- **Do this**: Images are not part of the copy; write out the rest of the data exactly as given.

- **Records for this task**:
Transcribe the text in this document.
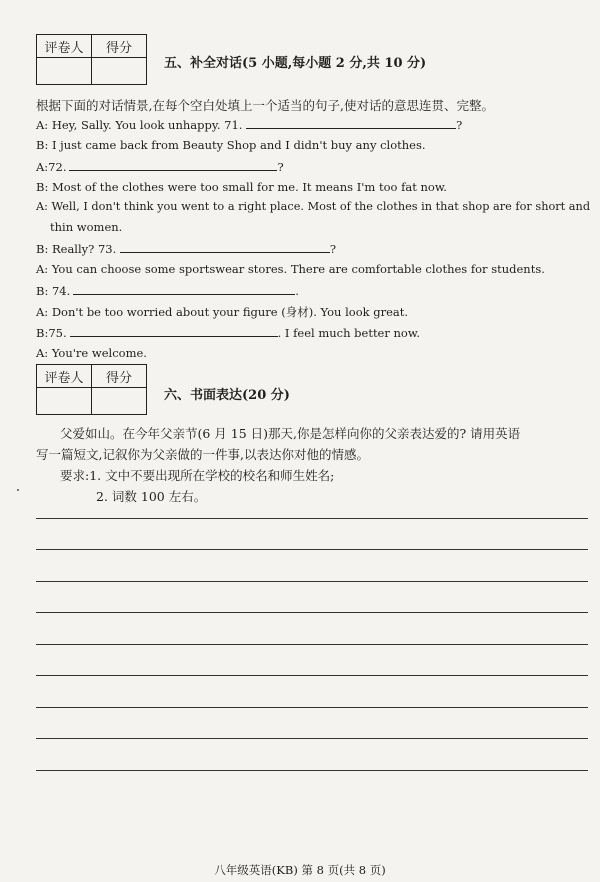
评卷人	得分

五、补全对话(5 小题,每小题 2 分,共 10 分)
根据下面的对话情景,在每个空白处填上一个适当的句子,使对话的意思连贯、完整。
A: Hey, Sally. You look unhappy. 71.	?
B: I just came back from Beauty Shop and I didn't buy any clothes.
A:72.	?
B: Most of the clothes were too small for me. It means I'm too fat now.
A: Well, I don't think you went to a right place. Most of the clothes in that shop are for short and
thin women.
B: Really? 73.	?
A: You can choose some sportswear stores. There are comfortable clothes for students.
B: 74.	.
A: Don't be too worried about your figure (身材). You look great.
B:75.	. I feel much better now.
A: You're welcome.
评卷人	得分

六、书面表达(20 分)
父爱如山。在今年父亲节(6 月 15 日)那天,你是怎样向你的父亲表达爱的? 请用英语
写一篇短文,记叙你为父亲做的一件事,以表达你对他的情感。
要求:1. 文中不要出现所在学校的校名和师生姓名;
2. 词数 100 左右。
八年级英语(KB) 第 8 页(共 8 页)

- **Response to the exercise**:
Transcribe the text in this document.
评卷人	得分

五、补全对话(5 小题,每小题 2 分,共 10 分)
根据下面的对话情景,在每个空白处填上一个适当的句子,使对话的意思连贯、完整。
A: Hey, Sally. You look unhappy. 71.	?
B: I just came back from Beauty Shop and I didn't buy any clothes.
A:72.	?
B: Most of the clothes were too small for me. It means I'm too fat now.
A: Well, I don't think you went to a right place. Most of the clothes in that shop are for short and
thin women.
B: Really? 73.	?
A: You can choose some sportswear stores. There are comfortable clothes for students.
B: 74.	.
A: Don't be too worried about your figure (身材). You look great.
B:75.	. I feel much better now.
A: You're welcome.
评卷人	得分

六、书面表达(20 分)
父爱如山。在今年父亲节(6 月 15 日)那天,你是怎样向你的父亲表达爱的? 请用英语
写一篇短文,记叙你为父亲做的一件事,以表达你对他的情感。
要求:1. 文中不要出现所在学校的校名和师生姓名;
2. 词数 100 左右。
八年级英语(KB) 第 8 页(共 8 页)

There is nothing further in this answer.